-- START --

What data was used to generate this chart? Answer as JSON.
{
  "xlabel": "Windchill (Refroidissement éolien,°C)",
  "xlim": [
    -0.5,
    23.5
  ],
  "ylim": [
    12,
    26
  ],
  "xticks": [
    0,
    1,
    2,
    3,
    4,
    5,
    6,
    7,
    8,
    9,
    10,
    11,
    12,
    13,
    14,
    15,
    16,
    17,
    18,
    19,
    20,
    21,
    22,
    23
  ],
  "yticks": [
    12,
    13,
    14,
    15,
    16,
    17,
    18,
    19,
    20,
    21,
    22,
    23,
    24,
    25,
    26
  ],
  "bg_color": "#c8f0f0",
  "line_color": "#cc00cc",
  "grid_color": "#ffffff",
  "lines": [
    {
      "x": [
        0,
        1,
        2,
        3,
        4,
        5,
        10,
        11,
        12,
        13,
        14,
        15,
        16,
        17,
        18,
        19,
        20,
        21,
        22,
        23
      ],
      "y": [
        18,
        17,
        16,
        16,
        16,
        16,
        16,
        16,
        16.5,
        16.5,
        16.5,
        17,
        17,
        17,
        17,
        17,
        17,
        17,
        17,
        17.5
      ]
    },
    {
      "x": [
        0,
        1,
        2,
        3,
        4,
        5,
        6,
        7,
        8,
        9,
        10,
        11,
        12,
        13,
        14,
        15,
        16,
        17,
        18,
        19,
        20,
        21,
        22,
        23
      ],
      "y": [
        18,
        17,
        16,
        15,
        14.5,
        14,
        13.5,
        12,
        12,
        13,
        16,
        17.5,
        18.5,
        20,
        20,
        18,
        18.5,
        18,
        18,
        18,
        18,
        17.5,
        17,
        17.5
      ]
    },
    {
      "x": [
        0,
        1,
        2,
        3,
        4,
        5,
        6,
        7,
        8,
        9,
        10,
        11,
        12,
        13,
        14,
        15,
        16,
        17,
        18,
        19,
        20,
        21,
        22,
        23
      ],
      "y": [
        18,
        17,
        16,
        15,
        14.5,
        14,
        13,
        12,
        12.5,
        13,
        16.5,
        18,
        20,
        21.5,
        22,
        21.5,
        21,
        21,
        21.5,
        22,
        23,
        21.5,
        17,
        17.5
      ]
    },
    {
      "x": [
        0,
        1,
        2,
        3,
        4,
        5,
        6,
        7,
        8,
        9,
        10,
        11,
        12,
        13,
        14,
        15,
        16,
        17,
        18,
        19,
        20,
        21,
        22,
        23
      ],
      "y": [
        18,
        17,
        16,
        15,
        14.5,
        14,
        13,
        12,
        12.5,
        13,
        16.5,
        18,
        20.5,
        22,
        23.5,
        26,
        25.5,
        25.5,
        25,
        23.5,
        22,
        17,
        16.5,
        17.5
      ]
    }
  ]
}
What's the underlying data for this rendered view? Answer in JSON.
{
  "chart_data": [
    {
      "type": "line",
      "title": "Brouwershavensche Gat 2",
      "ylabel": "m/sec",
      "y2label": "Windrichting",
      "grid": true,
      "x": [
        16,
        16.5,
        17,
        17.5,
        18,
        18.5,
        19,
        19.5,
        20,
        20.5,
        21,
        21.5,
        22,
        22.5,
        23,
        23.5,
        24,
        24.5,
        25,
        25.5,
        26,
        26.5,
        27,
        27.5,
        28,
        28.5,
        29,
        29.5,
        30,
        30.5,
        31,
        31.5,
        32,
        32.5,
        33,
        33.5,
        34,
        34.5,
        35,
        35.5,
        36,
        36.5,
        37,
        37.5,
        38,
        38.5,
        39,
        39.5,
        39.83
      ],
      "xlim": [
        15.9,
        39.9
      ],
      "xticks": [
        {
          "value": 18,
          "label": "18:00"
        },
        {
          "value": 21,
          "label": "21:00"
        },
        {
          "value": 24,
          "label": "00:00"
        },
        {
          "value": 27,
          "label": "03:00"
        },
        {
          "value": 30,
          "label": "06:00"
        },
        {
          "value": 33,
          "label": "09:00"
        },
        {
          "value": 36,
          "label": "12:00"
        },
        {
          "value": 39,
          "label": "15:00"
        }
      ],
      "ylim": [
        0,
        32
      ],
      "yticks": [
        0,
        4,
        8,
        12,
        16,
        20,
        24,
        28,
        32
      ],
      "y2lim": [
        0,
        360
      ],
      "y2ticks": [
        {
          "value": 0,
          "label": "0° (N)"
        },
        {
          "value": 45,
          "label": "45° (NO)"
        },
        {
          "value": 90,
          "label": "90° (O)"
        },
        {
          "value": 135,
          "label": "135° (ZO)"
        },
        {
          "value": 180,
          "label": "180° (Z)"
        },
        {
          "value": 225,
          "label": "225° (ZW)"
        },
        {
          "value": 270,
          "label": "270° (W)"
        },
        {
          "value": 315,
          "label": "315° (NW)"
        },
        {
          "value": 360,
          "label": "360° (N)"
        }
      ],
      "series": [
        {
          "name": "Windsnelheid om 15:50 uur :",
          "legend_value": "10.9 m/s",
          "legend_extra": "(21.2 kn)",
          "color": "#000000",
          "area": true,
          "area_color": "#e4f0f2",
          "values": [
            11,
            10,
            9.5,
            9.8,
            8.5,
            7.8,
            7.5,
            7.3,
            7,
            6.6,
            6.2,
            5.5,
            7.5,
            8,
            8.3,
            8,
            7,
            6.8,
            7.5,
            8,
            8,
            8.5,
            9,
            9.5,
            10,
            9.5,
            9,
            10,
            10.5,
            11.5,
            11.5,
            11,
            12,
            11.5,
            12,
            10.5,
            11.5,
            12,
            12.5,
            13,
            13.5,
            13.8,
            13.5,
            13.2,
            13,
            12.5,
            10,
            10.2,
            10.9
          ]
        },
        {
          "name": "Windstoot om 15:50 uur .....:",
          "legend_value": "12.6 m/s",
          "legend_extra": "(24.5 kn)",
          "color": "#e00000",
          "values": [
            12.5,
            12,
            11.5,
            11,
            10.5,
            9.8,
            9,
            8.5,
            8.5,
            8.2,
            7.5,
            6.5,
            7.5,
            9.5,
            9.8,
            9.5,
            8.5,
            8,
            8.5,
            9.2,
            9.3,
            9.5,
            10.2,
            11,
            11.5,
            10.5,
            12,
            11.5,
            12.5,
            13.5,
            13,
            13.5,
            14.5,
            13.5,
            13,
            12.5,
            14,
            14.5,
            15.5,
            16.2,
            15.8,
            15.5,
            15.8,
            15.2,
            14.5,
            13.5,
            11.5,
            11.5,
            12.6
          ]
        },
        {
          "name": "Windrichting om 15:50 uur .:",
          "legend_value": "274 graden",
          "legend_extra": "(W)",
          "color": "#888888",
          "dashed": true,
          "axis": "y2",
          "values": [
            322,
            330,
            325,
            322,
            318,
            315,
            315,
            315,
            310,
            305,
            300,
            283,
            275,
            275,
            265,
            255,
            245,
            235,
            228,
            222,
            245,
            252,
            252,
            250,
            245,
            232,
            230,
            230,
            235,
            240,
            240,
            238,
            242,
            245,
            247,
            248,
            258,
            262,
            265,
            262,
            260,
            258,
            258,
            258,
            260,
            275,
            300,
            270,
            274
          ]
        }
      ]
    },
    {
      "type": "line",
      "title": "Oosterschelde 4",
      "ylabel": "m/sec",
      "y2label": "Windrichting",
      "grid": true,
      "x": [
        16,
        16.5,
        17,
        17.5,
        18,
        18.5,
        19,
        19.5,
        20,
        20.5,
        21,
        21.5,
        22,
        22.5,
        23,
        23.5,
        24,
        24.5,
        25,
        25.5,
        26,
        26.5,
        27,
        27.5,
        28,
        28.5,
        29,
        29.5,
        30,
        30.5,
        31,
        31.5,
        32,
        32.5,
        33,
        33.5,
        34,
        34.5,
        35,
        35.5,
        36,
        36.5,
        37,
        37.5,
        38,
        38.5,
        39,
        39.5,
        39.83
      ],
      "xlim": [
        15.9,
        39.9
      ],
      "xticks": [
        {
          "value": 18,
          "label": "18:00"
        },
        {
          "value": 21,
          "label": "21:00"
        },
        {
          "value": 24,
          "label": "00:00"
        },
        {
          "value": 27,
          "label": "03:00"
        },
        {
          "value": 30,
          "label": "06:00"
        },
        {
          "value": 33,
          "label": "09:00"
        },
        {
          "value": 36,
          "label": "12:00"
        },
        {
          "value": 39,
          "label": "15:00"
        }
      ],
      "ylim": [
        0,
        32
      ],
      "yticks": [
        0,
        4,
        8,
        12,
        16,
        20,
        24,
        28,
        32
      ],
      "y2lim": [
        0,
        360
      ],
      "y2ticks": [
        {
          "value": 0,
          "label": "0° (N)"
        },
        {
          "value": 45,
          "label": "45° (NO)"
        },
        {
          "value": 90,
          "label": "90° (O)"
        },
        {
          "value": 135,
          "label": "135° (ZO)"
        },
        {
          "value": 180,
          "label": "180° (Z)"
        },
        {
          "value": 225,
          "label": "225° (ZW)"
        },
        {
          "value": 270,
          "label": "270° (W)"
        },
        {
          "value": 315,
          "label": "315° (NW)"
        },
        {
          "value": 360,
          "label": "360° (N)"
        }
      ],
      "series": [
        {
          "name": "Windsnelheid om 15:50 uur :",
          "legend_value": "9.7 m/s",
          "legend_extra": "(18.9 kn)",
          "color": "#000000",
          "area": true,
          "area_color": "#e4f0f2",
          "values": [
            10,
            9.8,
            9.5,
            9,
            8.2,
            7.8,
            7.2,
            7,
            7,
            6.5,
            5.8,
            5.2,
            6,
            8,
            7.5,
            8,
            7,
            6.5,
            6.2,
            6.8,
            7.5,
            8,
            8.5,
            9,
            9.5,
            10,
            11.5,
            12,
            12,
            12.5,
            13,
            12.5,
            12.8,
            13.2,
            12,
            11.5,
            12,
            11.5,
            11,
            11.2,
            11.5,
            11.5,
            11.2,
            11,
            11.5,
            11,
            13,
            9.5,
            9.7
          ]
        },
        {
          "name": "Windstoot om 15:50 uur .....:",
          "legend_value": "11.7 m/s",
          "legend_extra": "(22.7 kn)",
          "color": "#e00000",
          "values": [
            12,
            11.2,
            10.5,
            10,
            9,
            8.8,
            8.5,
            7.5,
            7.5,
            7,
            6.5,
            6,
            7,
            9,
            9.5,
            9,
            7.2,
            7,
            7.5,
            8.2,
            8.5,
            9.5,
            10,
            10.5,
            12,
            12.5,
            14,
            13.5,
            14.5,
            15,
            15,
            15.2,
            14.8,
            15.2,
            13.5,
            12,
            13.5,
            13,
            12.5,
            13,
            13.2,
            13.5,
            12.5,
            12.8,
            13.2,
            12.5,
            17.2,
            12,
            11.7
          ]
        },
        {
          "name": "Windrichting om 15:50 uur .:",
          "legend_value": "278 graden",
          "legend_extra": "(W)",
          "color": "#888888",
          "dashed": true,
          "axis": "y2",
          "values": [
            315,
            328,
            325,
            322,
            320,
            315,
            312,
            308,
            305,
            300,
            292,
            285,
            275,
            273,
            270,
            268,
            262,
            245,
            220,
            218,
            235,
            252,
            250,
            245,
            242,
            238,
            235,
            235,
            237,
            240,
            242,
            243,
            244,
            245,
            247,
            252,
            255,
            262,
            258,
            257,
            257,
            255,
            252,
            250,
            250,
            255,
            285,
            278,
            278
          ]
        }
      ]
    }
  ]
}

-- END --

--- Job ---
Using the records above, select and copy every line that has the word "Answer".

--- Task response ---
What data was used to generate this chart? Answer as JSON.
What's the underlying data for this rendered view? Answer in JSON.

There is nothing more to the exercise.